**RECORDS FOR PROCESSING**:
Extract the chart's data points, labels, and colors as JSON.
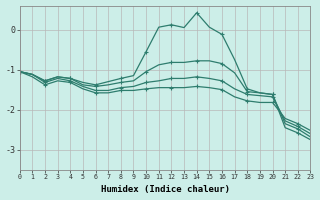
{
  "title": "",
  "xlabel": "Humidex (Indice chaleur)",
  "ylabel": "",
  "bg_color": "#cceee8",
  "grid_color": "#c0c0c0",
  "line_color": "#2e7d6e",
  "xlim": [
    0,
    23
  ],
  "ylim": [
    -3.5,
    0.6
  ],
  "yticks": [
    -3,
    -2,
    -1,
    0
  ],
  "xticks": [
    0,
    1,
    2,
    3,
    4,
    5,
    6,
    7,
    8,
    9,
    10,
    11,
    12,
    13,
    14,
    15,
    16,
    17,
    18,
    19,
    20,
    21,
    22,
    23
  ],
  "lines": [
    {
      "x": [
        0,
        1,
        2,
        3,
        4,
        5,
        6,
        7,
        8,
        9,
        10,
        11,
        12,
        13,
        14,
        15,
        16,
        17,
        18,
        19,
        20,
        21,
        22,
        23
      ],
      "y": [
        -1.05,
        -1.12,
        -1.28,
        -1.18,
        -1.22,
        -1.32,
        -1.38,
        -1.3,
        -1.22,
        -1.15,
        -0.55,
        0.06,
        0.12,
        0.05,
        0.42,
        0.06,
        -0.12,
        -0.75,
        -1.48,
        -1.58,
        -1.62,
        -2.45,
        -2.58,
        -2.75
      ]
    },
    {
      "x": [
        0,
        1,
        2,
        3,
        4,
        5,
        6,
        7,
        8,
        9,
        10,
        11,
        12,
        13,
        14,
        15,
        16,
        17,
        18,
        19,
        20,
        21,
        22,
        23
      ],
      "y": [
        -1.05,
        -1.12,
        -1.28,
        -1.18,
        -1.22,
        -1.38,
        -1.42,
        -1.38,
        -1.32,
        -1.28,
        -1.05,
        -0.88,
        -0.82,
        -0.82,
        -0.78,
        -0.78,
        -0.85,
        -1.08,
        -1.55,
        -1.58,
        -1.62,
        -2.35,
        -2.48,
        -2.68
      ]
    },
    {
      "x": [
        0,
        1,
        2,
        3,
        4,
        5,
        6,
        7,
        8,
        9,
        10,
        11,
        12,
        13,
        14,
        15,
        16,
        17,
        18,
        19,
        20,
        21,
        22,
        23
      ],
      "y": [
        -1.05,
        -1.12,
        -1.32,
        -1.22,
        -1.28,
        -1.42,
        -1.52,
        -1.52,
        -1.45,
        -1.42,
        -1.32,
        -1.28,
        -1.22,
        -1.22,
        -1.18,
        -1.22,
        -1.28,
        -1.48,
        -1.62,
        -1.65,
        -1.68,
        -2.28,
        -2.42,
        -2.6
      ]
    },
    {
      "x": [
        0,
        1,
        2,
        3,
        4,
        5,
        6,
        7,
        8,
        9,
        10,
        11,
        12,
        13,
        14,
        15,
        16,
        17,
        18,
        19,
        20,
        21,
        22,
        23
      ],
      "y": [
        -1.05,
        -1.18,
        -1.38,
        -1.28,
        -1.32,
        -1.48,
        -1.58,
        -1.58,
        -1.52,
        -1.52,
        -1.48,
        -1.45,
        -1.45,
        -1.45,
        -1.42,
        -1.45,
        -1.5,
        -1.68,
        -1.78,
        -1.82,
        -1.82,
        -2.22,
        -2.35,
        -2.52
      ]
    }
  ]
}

**STATED GOAL**: Retype all of the entries exactly as written, leaving out any images.

**TASK RESPONSE**:
Extract the chart's data points, labels, and colors as JSON.
{
  "title": "",
  "xlabel": "Humidex (Indice chaleur)",
  "ylabel": "",
  "bg_color": "#cceee8",
  "grid_color": "#c0c0c0",
  "line_color": "#2e7d6e",
  "xlim": [
    0,
    23
  ],
  "ylim": [
    -3.5,
    0.6
  ],
  "yticks": [
    -3,
    -2,
    -1,
    0
  ],
  "xticks": [
    0,
    1,
    2,
    3,
    4,
    5,
    6,
    7,
    8,
    9,
    10,
    11,
    12,
    13,
    14,
    15,
    16,
    17,
    18,
    19,
    20,
    21,
    22,
    23
  ],
  "lines": [
    {
      "x": [
        0,
        1,
        2,
        3,
        4,
        5,
        6,
        7,
        8,
        9,
        10,
        11,
        12,
        13,
        14,
        15,
        16,
        17,
        18,
        19,
        20,
        21,
        22,
        23
      ],
      "y": [
        -1.05,
        -1.12,
        -1.28,
        -1.18,
        -1.22,
        -1.32,
        -1.38,
        -1.3,
        -1.22,
        -1.15,
        -0.55,
        0.06,
        0.12,
        0.05,
        0.42,
        0.06,
        -0.12,
        -0.75,
        -1.48,
        -1.58,
        -1.62,
        -2.45,
        -2.58,
        -2.75
      ]
    },
    {
      "x": [
        0,
        1,
        2,
        3,
        4,
        5,
        6,
        7,
        8,
        9,
        10,
        11,
        12,
        13,
        14,
        15,
        16,
        17,
        18,
        19,
        20,
        21,
        22,
        23
      ],
      "y": [
        -1.05,
        -1.12,
        -1.28,
        -1.18,
        -1.22,
        -1.38,
        -1.42,
        -1.38,
        -1.32,
        -1.28,
        -1.05,
        -0.88,
        -0.82,
        -0.82,
        -0.78,
        -0.78,
        -0.85,
        -1.08,
        -1.55,
        -1.58,
        -1.62,
        -2.35,
        -2.48,
        -2.68
      ]
    },
    {
      "x": [
        0,
        1,
        2,
        3,
        4,
        5,
        6,
        7,
        8,
        9,
        10,
        11,
        12,
        13,
        14,
        15,
        16,
        17,
        18,
        19,
        20,
        21,
        22,
        23
      ],
      "y": [
        -1.05,
        -1.12,
        -1.32,
        -1.22,
        -1.28,
        -1.42,
        -1.52,
        -1.52,
        -1.45,
        -1.42,
        -1.32,
        -1.28,
        -1.22,
        -1.22,
        -1.18,
        -1.22,
        -1.28,
        -1.48,
        -1.62,
        -1.65,
        -1.68,
        -2.28,
        -2.42,
        -2.6
      ]
    },
    {
      "x": [
        0,
        1,
        2,
        3,
        4,
        5,
        6,
        7,
        8,
        9,
        10,
        11,
        12,
        13,
        14,
        15,
        16,
        17,
        18,
        19,
        20,
        21,
        22,
        23
      ],
      "y": [
        -1.05,
        -1.18,
        -1.38,
        -1.28,
        -1.32,
        -1.48,
        -1.58,
        -1.58,
        -1.52,
        -1.52,
        -1.48,
        -1.45,
        -1.45,
        -1.45,
        -1.42,
        -1.45,
        -1.5,
        -1.68,
        -1.78,
        -1.82,
        -1.82,
        -2.22,
        -2.35,
        -2.52
      ]
    }
  ]
}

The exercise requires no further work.